[Records from a data source]
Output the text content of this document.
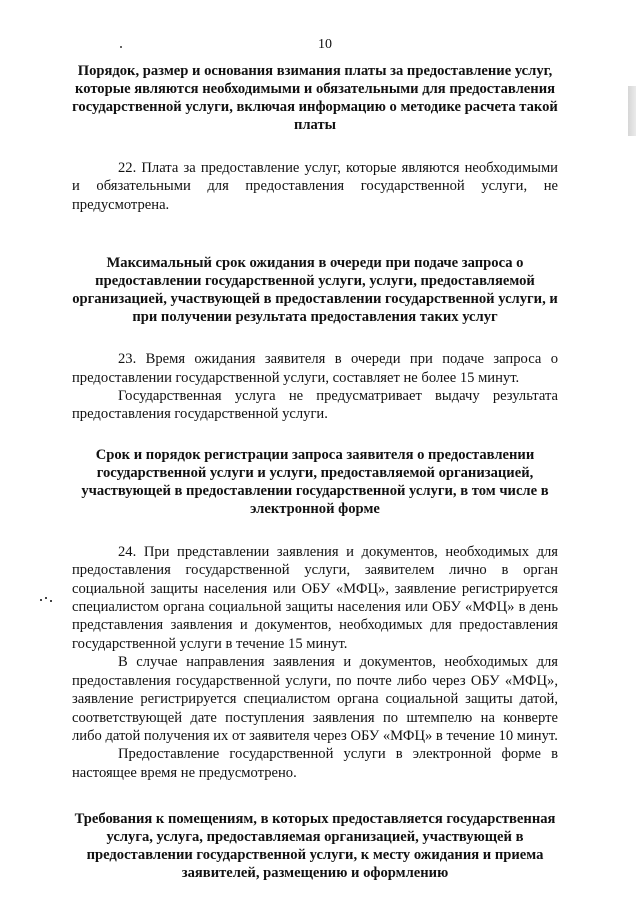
10

Порядок, размер и основания взимания платы за предоставление услуг, которые являются необходимыми и обязательными для предоставления государственной услуги, включая информацию о методике расчета такой платы

22. Плата за предоставление услуг, которые являются необходимыми и обязательными для предоставления государственной услуги, не предусмотрена.

Максимальный срок ожидания в очереди при подаче запроса о предоставлении государственной услуги, услуги, предоставляемой организацией, участвующей в предоставлении государственной услуги, и при получении результата предоставления таких услуг

23. Время ожидания заявителя в очереди при подаче запроса о предоставлении государственной услуги, составляет не более 15 минут.

Государственная услуга не предусматривает выдачу результата предоставления государственной услуги.

Срок и порядок регистрации запроса заявителя о предоставлении государственной услуги и услуги, предоставляемой организацией, участвующей в предоставлении государственной услуги, в том числе в электронной форме

24. При представлении заявления и документов, необходимых для предоставления государственной услуги, заявителем лично в орган социальной защиты населения или ОБУ «МФЦ», заявление регистрируется специалистом органа социальной защиты населения или ОБУ «МФЦ» в день представления заявления и документов, необходимых для предоставления государственной услуги в течение 15 минут.

В случае направления заявления и документов, необходимых для предоставления государственной услуги, по почте либо через ОБУ «МФЦ», заявление регистрируется специалистом органа социальной защиты датой, соответствующей дате поступления заявления по штемпелю на конверте либо датой получения их от заявителя через ОБУ «МФЦ» в течение 10 минут.

Предоставление государственной услуги в электронной форме в настоящее время не предусмотрено.

Требования к помещениям, в которых предоставляется государственная услуга, услуга, предоставляемая организацией, участвующей в предоставлении государственной услуги, к месту ожидания и приема заявителей, размещению и оформлению
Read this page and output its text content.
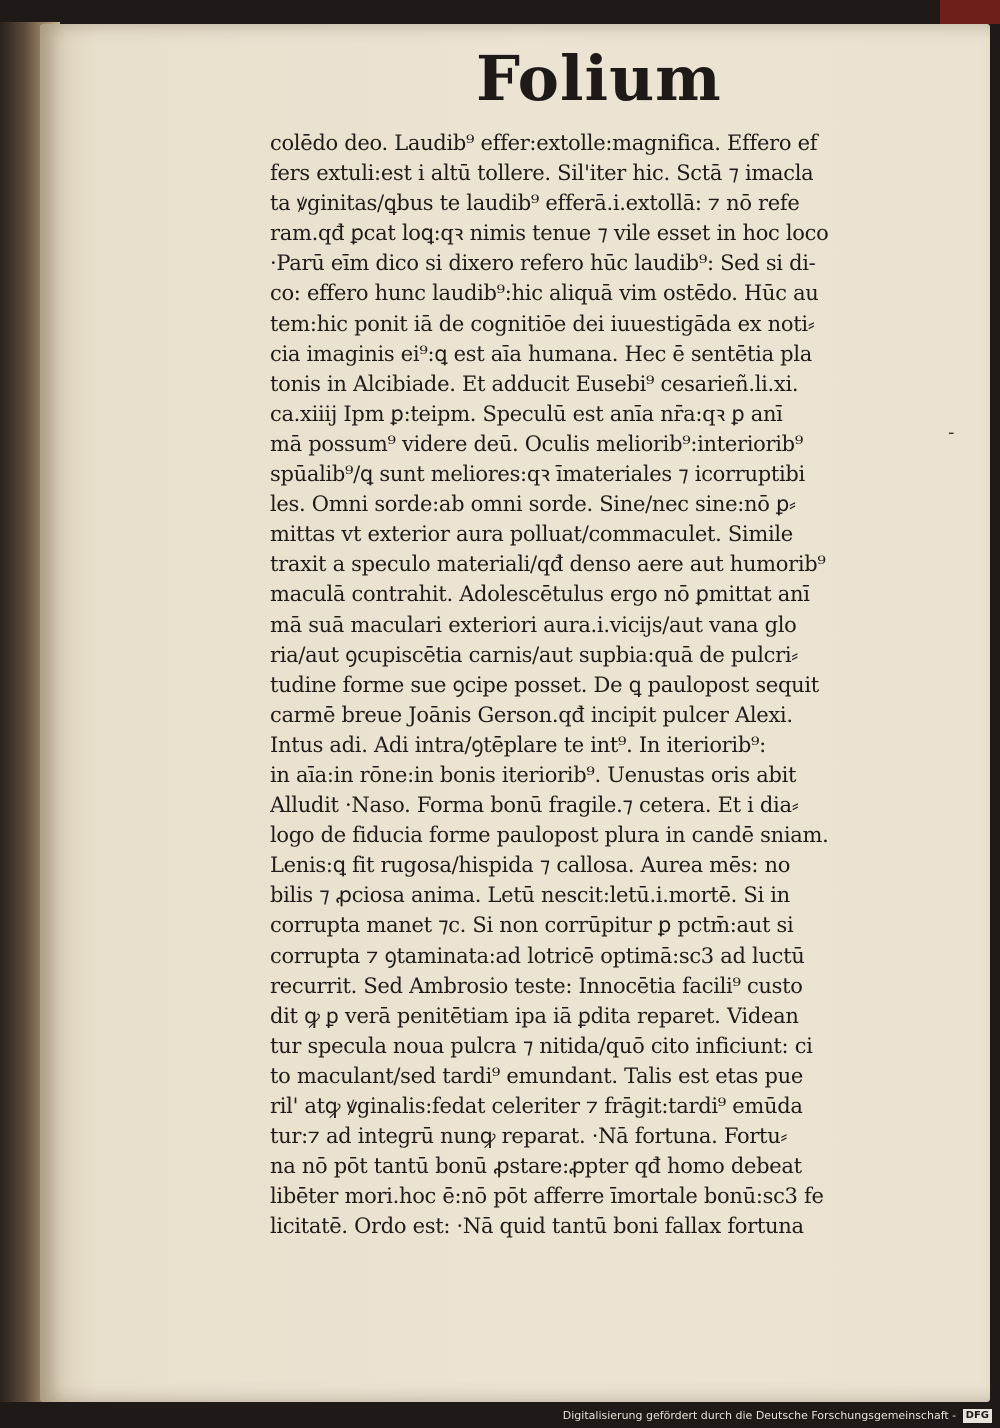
Folium
colēdo deo. Laudib⁹ effer:extolle:magnifica. Effero ef
fers extuli:est i altū tollere. Sil'iter hic. Sctā ⁊ imacla
ta ꝟginitas/ꝗbus te laudib⁹ efferā.i.extollā: ⁊ nō refe
ram.qđ ꝑcat loꝗ:qꝛ nimis tenue ⁊ vile esset in hoc loco
·Parū eīm dico si dixero refero hūc laudib⁹: Sed si di-
co: effero hunc laudib⁹:hic aliquā vim ostēdo. Hūc au
tem:hic ponit iā de cognitiōe dei iuuestigāda ex noti⸗
cia imaginis ei⁹:ꝗ est aīa humana. Hec ē sentētia pla
tonis in Alcibiade. Et adducit Eusebi⁹ cesarieñ.li.xi.
ca.xiiij Ipm ꝑ:teipm. Speculū est anīa nr̄a:qꝛ ꝑ anī
mā possum⁹ videre deū. Oculis meliorib⁹:interiorib⁹
spūalib⁹/ꝗ sunt meliores:qꝛ īmateriales ⁊ icorruptibi
les. Omni sorde:ab omni sorde. Sine/nec sine:nō ꝑ⸗
mittas vt exterior aura polluat/commaculet. Simile
traxit a speculo materiali/qđ denso aere aut humorib⁹
maculā contrahit. Adolescētulus ergo nō ꝑmittat anī
mā suā maculari exteriori aura.i.vicijs/aut vana glo
ria/aut ꝯcupiscētia carnis/aut supbia:quā de pulcri⸗
tudine forme sue ꝯcipe posset. De ꝗ paulopost sequit
carmē breue Joānis Gerson.qđ incipit pulcer Alexi.
Intus adi. Adi intra/ꝯtēplare te int⁹. In iteriorib⁹:
in aīa:in rōne:in bonis iteriorib⁹. Uenustas oris abit
Alludit ·Naso. Forma bonū fragile.⁊ cetera. Et i dia⸗
logo de fiducia forme paulopost plura in candē sniam.
Lenis:ꝗ fit rugosa/hispida ⁊ callosa. Aurea mēs: no
bilis ⁊ ꝓciosa anima. Letū nescit:letū.i.mortē. Si in
corrupta manet ⁊c. Si non corrūpitur ꝑ pctm̄:aut si
corrupta ⁊ ꝯtaminata:ad lotricē optimā:sc3 ad luctū
recurrit. Sed Ambrosio teste: Innocētia facili⁹ custo
dit ꝙ ꝑ verā penitētiam ipa iā ꝑdita reparet. Videan
tur specula noua pulcra ⁊ nitida/quō cito inficiunt: ci
to maculant/sed tardi⁹ emundant. Talis est etas pue
ril' atꝙ ꝟginalis:fedat celeriter ⁊ frāgit:tardi⁹ emūda
tur:⁊ ad integrū nunꝙ reparat. ·Nā fortuna. Fortu⸗
na nō pōt tantū bonū ꝓstare:ꝓpter qđ homo debeat
libēter mori.hoc ē:nō pōt afferre īmortale bonū:sc3 fe
licitatē. Ordo est: ·Nā quid tantū boni fallax fortuna
-
Digitalisierung gefördert durch die Deutsche Forschungsgemeinschaft - DFG
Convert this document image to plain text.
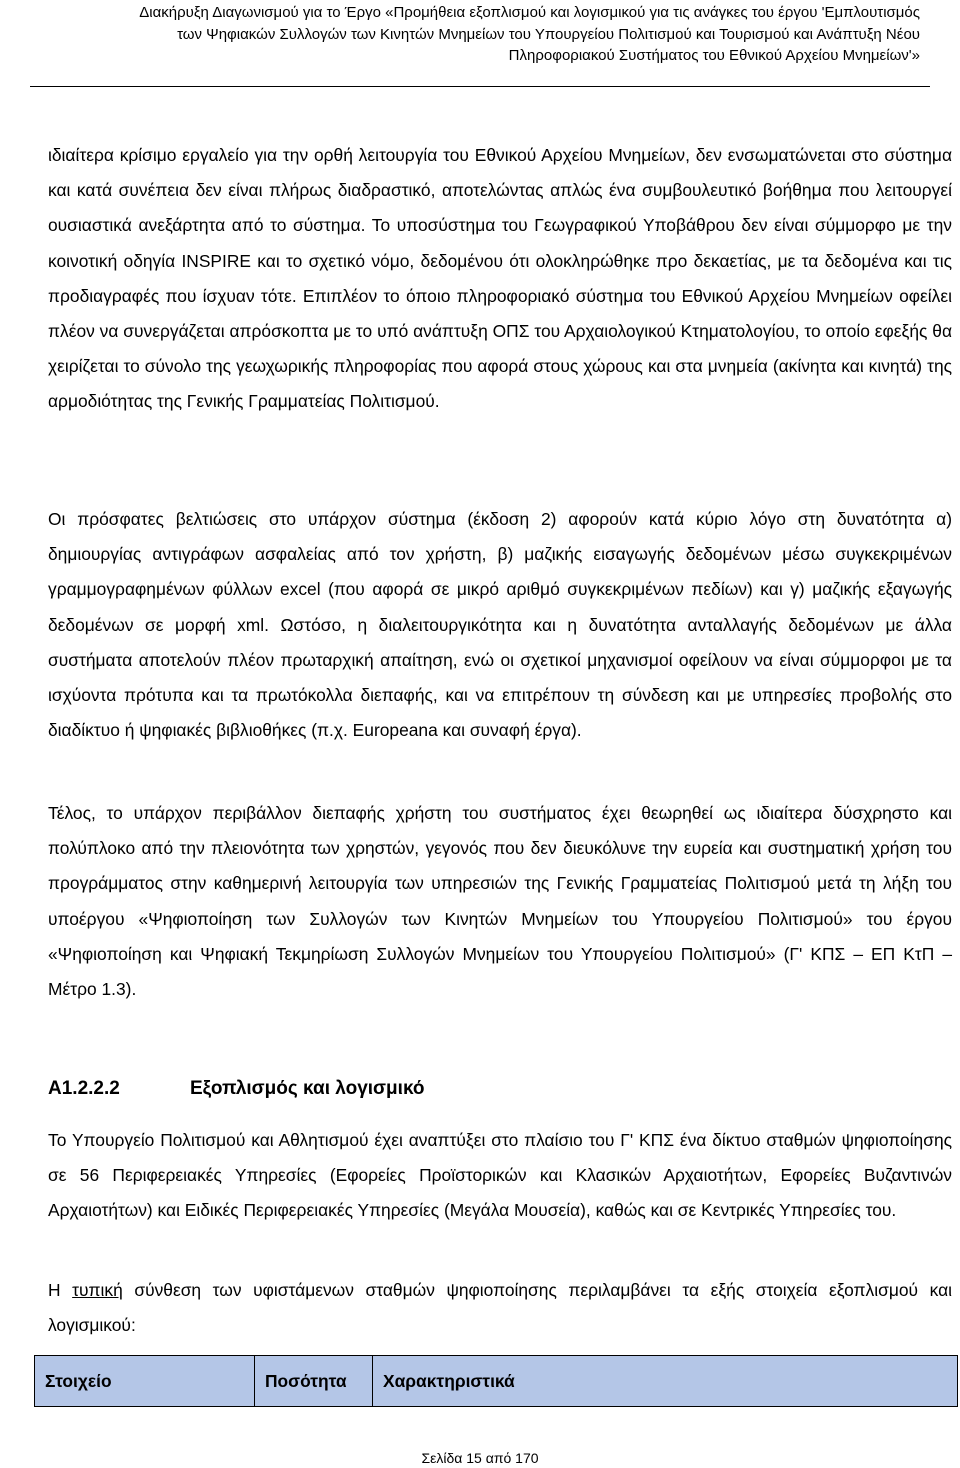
Διακήρυξη Διαγωνισμού για το Έργο «Προμήθεια εξοπλισμού και λογισμικού για τις ανάγκες του έργου 'Εμπλουτισμός
των Ψηφιακών Συλλογών των Κινητών Μνημείων του Υπουργείου Πολιτισμού και Τουρισμού και Ανάπτυξη Νέου
Πληροφοριακού Συστήματος του Εθνικού Αρχείου Μνημείων'»

ιδιαίτερα κρίσιμο εργαλείο για την ορθή λειτουργία του Εθνικού Αρχείου Μνημείων, δεν ενσωματώνεται στο σύστημα και κατά συνέπεια δεν είναι πλήρως διαδραστικό, αποτελώντας απλώς ένα συμβουλευτικό βοήθημα που λειτουργεί ουσιαστικά ανεξάρτητα από το σύστημα. Το υποσύστημα του Γεωγραφικού Υποβάθρου δεν είναι σύμμορφο με την κοινοτική οδηγία INSPIRE και το σχετικό νόμο, δεδομένου ότι ολοκληρώθηκε προ δεκαετίας, με τα δεδομένα και τις προδιαγραφές που ίσχυαν τότε. Επιπλέον το όποιο πληροφοριακό σύστημα του Εθνικού Αρχείου Μνημείων οφείλει πλέον να συνεργάζεται απρόσκοπτα με το υπό ανάπτυξη ΟΠΣ του Αρχαιολογικού Κτηματολογίου, το οποίο εφεξής θα χειρίζεται το σύνολο της γεωχωρικής πληροφορίας που αφορά στους χώρους και στα μνημεία (ακίνητα και κινητά) της αρμοδιότητας της Γενικής Γραμματείας Πολιτισμού.

Οι πρόσφατες βελτιώσεις στο υπάρχον σύστημα (έκδοση 2) αφορούν κατά κύριο λόγο στη δυνατότητα α) δημιουργίας αντιγράφων ασφαλείας από τον χρήστη, β) μαζικής εισαγωγής δεδομένων μέσω συγκεκριμένων γραμμογραφημένων φύλλων excel (που αφορά σε μικρό αριθμό συγκεκριμένων πεδίων) και γ) μαζικής εξαγωγής δεδομένων σε μορφή xml. Ωστόσο, η διαλειτουργικότητα και η δυνατότητα ανταλλαγής δεδομένων με άλλα συστήματα αποτελούν πλέον πρωταρχική απαίτηση, ενώ οι σχετικοί μηχανισμοί οφείλουν να είναι σύμμορφοι με τα ισχύοντα πρότυπα και τα πρωτόκολλα διεπαφής, και να επιτρέπουν τη σύνδεση και με υπηρεσίες προβολής στο διαδίκτυο ή ψηφιακές βιβλιοθήκες (π.χ. Europeana και συναφή έργα).

Τέλος, το υπάρχον περιβάλλον διεπαφής χρήστη του συστήματος έχει θεωρηθεί ως ιδιαίτερα δύσχρηστο και πολύπλοκο από την πλειονότητα των χρηστών, γεγονός που δεν διευκόλυνε την ευρεία και συστηματική χρήση του προγράμματος στην καθημερινή λειτουργία των υπηρεσιών της Γενικής Γραμματείας Πολιτισμού μετά τη λήξη του υποέργου «Ψηφιοποίηση των Συλλογών των Κινητών Μνημείων του Υπουργείου Πολιτισμού» του έργου «Ψηφιοποίηση και Ψηφιακή Τεκμηρίωση Συλλογών Μνημείων του Υπουργείου Πολιτισμού» (Γ' ΚΠΣ – ΕΠ ΚτΠ – Μέτρο 1.3).

Α1.2.2.2	Εξοπλισμός και λογισμικό

Το Υπουργείο Πολιτισμού και Αθλητισμού έχει αναπτύξει στο πλαίσιο του Γ' ΚΠΣ ένα δίκτυο σταθμών ψηφιοποίησης σε 56 Περιφερειακές Υπηρεσίες (Εφορείες Προϊστορικών και Κλασικών Αρχαιοτήτων, Εφορείες Βυζαντινών Αρχαιοτήτων) και Ειδικές Περιφερειακές Υπηρεσίες (Μεγάλα Μουσεία), καθώς και σε Κεντρικές Υπηρεσίες του.

Η τυπική σύνθεση των υφιστάμενων σταθμών ψηφιοποίησης περιλαμβάνει τα εξής στοιχεία εξοπλισμού και λογισμικού:

Στοιχείο	Ποσότητα	Χαρακτηριστικά
Σελίδα 15 από 170
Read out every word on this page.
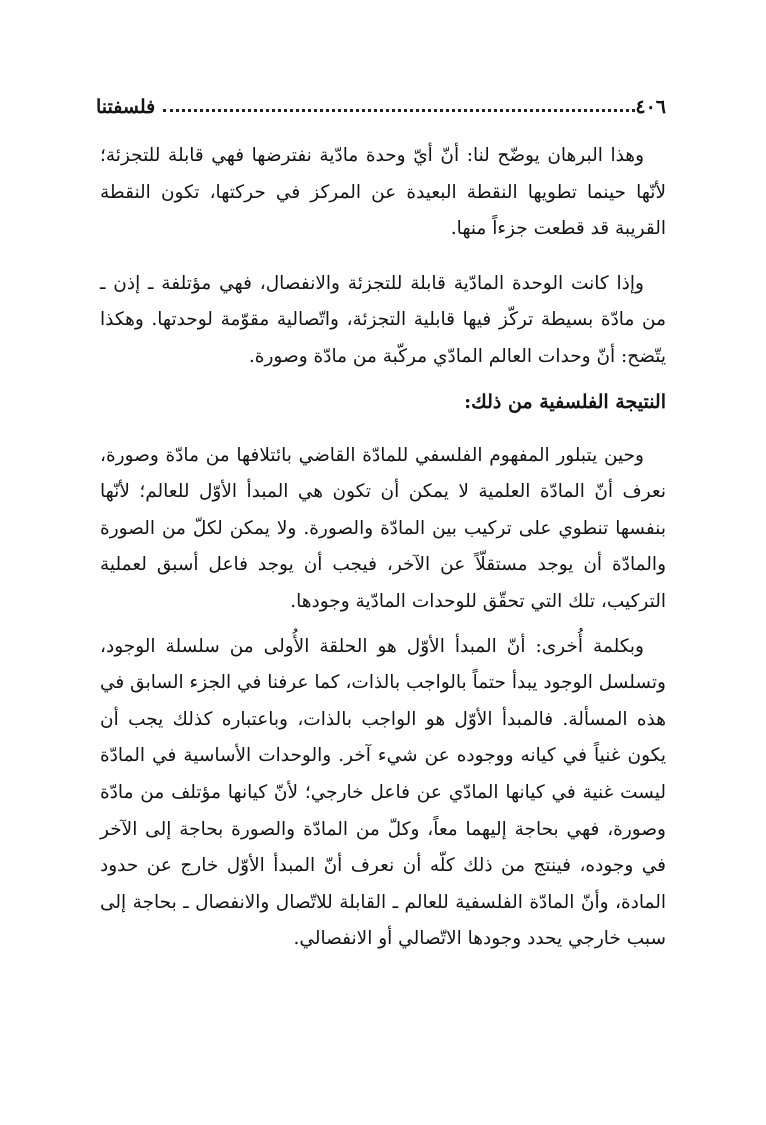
٤٠٦
فلسفتنا

وهذا البرهان يوضّح لنا: أنّ أيّ وحدة مادّية نفترضها فهي قابلة للتجزئة؛ لأنّها حينما تطويها النقطة البعيدة عن المركز في حركتها، تكون النقطة القريبة قد قطعت جزءاً منها.

وإذا كانت الوحدة المادّية قابلة للتجزئة والانفصال، فهي مؤتلفة ـ إذن ـ من مادّة بسيطة تركّز فيها قابلية التجزئة، واتّصالية مقوّمة لوحدتها. وهكذا يتّضح: أنّ وحدات العالم المادّي مركّبة من مادّة وصورة.

النتيجة الفلسفية من ذلك:

وحين يتبلور المفهوم الفلسفي للمادّة القاضي بائتلافها من مادّة وصورة، نعرف أنّ المادّة العلمية لا يمكن أن تكون هي المبدأ الأوّل للعالم؛ لأنّها بنفسها تنطوي على تركيب بين المادّة والصورة. ولا يمكن لكلّ من الصورة والمادّة أن يوجد مستقلّاً عن الآخر، فيجب أن يوجد فاعل أسبق لعملية التركيب، تلك التي تحقّق للوحدات المادّية وجودها.

وبكلمة أُخرى: أنّ المبدأ الأوّل هو الحلقة الأُولى من سلسلة الوجود، وتسلسل الوجود يبدأ حتماً بالواجب بالذات، كما عرفنا في الجزء السابق في هذه المسألة. فالمبدأ الأوّل هو الواجب بالذات، وباعتباره كذلك يجب أن يكون غنياً في كيانه ووجوده عن شيء آخر. والوحدات الأساسية في المادّة ليست غنية في كيانها المادّي عن فاعل خارجي؛ لأنّ كيانها مؤتلف من مادّة وصورة، فهي بحاجة إليهما معاً، وكلّ من المادّة والصورة بحاجة إلى الآخر في وجوده، فينتج من ذلك كلّه أن نعرف أنّ المبدأ الأوّل خارج عن حدود المادة، وأنّ المادّة الفلسفية للعالم ـ القابلة للاتّصال والانفصال ـ بحاجة إلى سبب خارجي يحدد وجودها الاتّصالي أو الانفصالي.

:: Exercise instructions ::
Your answer should be a single number: the count of lines that contain "заявителя".

:: Solved exercise ::
3